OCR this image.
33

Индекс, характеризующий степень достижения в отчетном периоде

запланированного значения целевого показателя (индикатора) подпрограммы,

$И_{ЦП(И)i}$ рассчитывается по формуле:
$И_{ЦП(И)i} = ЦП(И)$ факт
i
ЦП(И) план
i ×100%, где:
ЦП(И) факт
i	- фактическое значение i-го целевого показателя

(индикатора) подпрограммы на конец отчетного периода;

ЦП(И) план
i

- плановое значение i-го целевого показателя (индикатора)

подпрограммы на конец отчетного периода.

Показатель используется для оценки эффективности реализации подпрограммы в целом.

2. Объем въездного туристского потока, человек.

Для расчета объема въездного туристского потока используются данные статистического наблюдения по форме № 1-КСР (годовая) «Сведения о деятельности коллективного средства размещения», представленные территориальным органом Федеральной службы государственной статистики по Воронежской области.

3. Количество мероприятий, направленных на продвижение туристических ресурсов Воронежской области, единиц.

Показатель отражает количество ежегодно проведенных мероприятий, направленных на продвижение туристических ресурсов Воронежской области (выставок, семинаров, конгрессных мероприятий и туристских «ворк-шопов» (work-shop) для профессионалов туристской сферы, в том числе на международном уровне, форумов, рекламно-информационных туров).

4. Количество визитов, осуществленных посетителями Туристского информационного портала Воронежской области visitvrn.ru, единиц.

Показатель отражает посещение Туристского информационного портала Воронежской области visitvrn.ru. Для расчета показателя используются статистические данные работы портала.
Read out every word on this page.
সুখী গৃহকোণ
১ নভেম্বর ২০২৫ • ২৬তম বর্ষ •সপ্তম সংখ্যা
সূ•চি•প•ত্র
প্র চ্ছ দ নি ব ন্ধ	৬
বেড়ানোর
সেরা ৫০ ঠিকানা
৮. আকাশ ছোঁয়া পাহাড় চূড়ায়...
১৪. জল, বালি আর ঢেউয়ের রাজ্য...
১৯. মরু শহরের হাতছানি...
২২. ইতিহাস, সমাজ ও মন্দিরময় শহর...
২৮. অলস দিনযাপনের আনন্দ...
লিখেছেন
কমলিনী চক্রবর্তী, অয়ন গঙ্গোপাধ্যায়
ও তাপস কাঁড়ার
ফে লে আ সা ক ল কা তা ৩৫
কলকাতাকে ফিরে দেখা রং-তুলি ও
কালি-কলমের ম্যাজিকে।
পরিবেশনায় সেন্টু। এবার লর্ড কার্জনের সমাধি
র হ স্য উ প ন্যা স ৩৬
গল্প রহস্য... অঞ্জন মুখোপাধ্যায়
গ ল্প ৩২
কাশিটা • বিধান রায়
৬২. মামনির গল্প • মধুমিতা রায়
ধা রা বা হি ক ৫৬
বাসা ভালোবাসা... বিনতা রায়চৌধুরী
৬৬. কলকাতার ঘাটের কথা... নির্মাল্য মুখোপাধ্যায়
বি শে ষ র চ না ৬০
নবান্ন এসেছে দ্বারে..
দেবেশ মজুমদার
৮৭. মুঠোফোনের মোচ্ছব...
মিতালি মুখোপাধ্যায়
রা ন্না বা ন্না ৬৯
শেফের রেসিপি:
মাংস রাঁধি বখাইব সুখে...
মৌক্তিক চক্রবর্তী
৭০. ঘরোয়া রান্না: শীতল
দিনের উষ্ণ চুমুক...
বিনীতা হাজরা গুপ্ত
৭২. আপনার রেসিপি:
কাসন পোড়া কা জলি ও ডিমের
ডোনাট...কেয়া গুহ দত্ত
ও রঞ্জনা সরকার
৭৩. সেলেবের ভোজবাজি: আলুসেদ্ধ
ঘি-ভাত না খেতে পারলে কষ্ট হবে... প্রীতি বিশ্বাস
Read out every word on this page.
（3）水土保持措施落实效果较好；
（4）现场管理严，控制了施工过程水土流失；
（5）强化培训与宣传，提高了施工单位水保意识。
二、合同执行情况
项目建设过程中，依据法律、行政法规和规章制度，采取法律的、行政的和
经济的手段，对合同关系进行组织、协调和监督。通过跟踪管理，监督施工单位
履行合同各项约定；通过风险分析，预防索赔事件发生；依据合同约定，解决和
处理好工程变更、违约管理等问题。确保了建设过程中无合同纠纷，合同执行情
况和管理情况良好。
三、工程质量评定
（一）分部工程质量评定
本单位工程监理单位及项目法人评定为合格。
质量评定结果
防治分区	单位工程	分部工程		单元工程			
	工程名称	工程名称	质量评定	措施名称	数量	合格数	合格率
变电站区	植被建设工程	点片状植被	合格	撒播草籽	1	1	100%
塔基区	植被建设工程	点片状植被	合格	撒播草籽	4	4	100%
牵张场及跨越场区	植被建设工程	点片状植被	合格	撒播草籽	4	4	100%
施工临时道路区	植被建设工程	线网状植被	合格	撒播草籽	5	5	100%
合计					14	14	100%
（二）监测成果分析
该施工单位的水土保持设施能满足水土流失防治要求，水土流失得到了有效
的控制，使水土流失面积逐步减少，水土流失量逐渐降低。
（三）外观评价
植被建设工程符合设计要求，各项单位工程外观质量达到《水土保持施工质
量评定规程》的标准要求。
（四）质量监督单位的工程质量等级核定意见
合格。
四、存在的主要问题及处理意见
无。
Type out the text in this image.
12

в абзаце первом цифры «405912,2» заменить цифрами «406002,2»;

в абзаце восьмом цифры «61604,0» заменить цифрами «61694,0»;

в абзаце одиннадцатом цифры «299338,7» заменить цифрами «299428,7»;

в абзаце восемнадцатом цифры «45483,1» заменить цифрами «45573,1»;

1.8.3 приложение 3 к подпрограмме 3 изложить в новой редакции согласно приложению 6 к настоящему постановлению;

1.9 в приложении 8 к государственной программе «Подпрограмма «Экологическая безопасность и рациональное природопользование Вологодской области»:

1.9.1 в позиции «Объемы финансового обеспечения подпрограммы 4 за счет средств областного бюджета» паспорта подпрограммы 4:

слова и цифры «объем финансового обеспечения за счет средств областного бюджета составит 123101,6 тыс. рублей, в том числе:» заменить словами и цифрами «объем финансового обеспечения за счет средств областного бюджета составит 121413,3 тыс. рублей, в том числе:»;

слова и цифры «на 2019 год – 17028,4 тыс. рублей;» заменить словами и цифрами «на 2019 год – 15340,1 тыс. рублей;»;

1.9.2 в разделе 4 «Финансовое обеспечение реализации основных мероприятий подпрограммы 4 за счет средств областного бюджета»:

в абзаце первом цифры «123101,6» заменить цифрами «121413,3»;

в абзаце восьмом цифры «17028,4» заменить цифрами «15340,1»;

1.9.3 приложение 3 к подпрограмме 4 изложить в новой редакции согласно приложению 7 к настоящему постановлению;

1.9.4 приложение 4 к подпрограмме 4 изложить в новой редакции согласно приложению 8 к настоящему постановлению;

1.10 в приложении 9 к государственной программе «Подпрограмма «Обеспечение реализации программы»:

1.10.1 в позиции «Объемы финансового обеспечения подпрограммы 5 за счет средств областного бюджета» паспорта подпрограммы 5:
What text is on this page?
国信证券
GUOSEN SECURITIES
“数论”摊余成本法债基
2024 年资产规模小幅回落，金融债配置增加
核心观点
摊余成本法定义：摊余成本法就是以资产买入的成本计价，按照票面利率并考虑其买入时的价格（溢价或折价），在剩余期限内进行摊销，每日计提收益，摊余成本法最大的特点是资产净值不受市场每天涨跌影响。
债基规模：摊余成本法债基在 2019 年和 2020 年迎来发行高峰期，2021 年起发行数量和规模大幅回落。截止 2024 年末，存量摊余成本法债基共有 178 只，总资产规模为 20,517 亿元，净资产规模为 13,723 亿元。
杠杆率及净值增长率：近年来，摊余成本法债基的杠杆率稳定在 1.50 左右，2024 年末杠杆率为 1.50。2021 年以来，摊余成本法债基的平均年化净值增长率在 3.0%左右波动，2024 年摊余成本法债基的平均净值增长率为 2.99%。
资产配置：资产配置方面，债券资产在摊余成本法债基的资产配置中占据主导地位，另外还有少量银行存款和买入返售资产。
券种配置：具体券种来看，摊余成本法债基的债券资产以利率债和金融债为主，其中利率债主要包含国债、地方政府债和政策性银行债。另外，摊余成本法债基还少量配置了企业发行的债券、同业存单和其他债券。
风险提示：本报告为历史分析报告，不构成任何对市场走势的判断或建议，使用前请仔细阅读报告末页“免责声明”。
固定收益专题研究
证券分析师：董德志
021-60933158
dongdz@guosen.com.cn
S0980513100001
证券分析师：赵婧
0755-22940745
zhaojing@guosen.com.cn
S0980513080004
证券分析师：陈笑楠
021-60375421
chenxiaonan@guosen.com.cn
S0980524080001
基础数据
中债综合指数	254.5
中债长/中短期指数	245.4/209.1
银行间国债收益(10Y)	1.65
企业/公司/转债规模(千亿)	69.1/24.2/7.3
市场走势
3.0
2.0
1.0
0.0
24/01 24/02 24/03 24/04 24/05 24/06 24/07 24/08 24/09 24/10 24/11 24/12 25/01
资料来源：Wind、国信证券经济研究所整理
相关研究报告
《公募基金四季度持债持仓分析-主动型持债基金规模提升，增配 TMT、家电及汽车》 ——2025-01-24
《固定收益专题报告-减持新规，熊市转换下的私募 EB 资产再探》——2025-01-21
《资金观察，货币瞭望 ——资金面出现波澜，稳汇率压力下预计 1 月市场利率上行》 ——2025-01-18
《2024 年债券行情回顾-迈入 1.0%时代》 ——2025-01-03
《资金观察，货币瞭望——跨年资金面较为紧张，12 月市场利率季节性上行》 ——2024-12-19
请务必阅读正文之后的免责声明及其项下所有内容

******************************

OBJECTIVE: Find the count of lines in the data above where the string "бюджета" occurs. Provide that number alone.

EXERCISE RESULT: 4